■ **WHAT YOU SHOULD DO**: Scan the data. Collect each line that contains the word "раствора".

(Extracted data entries)
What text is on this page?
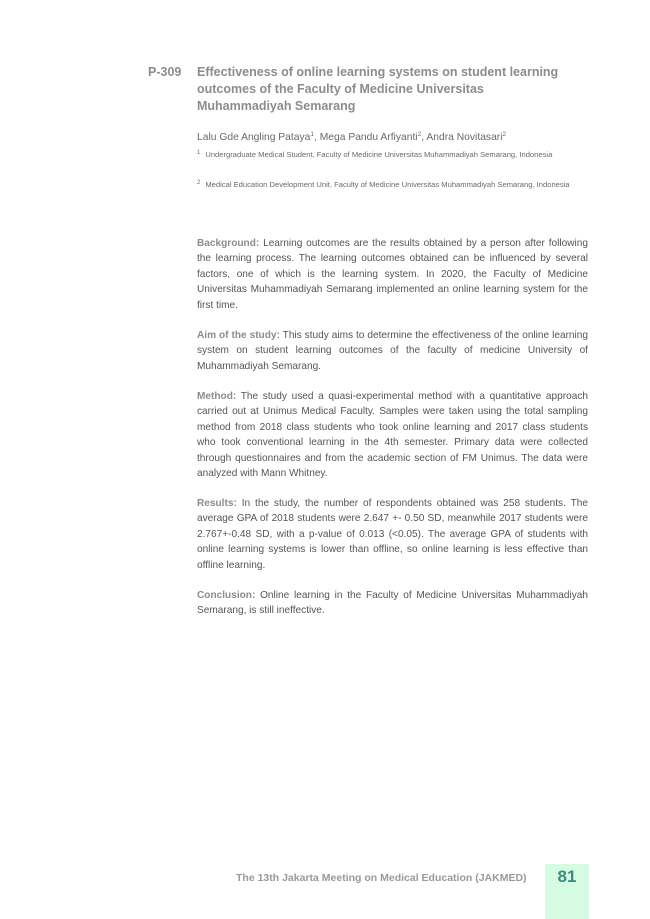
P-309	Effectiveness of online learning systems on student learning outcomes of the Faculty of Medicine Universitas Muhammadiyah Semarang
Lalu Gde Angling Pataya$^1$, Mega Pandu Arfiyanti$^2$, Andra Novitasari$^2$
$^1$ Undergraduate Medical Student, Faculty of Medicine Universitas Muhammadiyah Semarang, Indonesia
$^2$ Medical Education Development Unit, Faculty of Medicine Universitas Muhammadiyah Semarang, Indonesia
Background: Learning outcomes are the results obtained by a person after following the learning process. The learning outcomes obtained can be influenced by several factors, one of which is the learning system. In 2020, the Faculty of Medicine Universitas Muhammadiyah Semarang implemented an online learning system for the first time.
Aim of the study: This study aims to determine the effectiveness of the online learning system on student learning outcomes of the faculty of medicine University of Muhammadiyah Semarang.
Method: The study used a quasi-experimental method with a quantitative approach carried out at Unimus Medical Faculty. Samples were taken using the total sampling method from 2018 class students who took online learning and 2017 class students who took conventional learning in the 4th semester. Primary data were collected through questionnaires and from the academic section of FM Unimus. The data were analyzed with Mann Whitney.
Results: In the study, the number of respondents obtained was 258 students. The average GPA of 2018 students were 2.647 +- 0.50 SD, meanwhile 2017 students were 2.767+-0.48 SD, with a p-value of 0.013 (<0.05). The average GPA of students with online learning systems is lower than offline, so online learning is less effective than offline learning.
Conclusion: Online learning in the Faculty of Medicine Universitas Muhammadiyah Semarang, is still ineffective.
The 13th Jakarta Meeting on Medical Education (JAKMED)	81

==

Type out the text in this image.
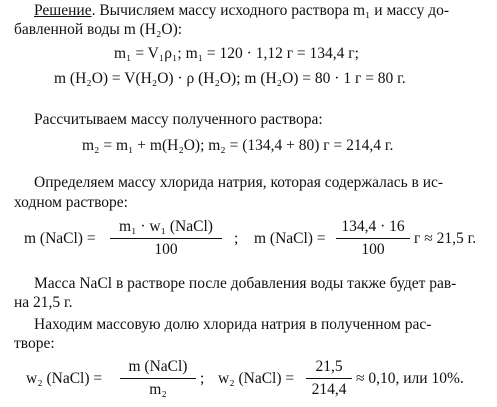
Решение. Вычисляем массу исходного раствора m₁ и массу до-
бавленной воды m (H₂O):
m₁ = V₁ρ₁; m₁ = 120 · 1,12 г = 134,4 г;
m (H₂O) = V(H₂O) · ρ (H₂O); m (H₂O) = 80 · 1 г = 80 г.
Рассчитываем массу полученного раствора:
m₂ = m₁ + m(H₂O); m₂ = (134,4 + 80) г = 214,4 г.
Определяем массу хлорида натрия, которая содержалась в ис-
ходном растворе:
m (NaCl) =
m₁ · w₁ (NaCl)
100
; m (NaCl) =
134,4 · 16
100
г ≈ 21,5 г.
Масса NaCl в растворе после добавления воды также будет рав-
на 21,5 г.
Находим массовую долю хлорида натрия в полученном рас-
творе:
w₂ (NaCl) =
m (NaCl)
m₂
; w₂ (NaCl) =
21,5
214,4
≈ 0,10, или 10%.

■ **SOLUTION TO THE PROBLEM**:
Решение. Вычисляем массу исходного раствора m₁ и массу до-
Рассчитываем массу полученного раствора:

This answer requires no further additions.